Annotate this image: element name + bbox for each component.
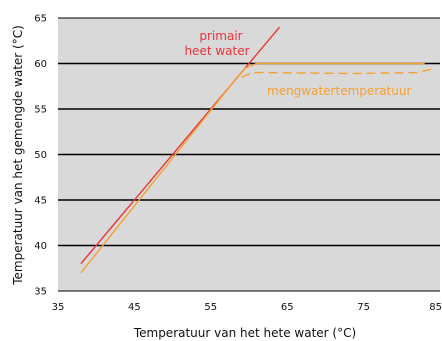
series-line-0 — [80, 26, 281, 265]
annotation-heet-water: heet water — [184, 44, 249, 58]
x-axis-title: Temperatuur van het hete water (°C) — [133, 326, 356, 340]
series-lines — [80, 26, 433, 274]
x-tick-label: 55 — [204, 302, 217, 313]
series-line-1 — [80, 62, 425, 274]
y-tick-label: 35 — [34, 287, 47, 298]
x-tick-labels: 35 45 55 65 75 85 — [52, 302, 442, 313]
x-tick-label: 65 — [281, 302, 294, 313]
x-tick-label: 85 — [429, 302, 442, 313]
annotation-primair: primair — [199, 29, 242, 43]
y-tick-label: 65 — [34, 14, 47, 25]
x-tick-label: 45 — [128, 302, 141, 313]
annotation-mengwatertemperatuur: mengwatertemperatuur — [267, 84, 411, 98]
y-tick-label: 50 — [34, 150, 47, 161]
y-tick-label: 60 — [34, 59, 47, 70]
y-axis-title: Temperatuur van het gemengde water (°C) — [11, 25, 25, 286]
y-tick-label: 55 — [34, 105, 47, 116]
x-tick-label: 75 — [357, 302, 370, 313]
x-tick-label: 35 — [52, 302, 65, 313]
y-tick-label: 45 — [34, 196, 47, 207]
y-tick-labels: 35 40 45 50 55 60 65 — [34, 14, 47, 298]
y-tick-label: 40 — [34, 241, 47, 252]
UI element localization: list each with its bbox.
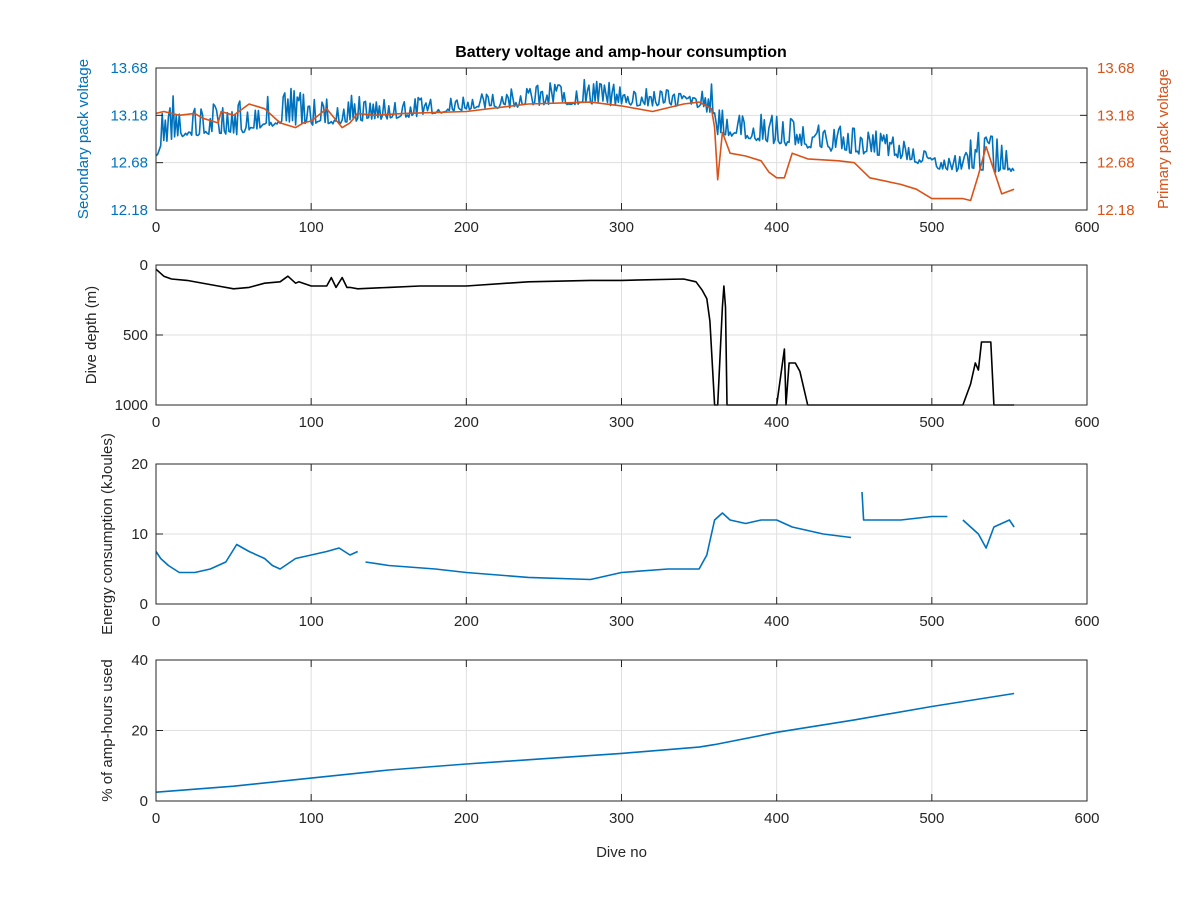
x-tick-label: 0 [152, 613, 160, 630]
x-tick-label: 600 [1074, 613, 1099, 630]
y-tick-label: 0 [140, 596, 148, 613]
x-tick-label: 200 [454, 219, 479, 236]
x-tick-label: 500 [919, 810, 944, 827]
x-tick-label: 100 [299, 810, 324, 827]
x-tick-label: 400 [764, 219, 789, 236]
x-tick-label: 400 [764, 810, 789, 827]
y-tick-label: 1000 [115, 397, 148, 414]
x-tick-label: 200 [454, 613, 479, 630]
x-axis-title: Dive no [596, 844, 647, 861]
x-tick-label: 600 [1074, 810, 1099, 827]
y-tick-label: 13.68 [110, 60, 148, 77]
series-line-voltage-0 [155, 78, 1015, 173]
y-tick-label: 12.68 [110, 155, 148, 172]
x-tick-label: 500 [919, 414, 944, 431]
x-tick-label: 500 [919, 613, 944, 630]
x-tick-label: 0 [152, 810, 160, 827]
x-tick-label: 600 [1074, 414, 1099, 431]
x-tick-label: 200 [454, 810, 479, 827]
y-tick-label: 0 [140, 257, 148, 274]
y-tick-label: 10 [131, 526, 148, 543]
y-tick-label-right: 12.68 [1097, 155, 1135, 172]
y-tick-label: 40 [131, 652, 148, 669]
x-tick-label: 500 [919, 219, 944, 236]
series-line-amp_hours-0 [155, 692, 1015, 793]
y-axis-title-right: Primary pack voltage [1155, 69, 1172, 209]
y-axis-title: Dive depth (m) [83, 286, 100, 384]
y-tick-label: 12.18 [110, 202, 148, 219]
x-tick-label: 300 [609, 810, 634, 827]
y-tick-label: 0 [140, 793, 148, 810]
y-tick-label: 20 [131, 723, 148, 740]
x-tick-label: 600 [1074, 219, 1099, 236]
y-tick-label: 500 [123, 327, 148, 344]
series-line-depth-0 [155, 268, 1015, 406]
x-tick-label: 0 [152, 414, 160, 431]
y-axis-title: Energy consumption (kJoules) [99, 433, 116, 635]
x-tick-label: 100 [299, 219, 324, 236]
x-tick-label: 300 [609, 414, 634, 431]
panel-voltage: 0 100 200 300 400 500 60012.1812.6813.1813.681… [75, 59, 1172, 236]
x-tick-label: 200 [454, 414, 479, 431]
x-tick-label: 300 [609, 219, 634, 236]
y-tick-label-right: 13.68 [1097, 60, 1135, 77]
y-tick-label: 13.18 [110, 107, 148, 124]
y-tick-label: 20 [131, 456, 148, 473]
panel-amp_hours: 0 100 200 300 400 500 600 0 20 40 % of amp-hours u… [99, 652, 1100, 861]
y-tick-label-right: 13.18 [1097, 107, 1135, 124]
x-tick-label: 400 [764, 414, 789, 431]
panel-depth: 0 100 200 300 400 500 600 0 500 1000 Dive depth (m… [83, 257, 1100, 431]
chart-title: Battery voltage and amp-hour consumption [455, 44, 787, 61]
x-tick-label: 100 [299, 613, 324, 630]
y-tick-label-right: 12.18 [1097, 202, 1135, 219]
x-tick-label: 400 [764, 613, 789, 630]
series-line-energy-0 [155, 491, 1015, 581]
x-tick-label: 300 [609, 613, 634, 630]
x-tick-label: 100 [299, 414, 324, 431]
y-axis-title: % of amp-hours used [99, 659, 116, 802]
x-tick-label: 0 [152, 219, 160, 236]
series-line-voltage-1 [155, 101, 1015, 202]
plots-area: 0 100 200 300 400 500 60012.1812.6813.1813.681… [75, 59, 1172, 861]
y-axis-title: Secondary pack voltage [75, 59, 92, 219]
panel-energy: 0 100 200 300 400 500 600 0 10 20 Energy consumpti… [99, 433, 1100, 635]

#####

What is being asked:
List every line in the records above that contains the string "bbox".

Result:
Annotate this image: element name + bbox for each component.
UI element localization: list each with its bbox.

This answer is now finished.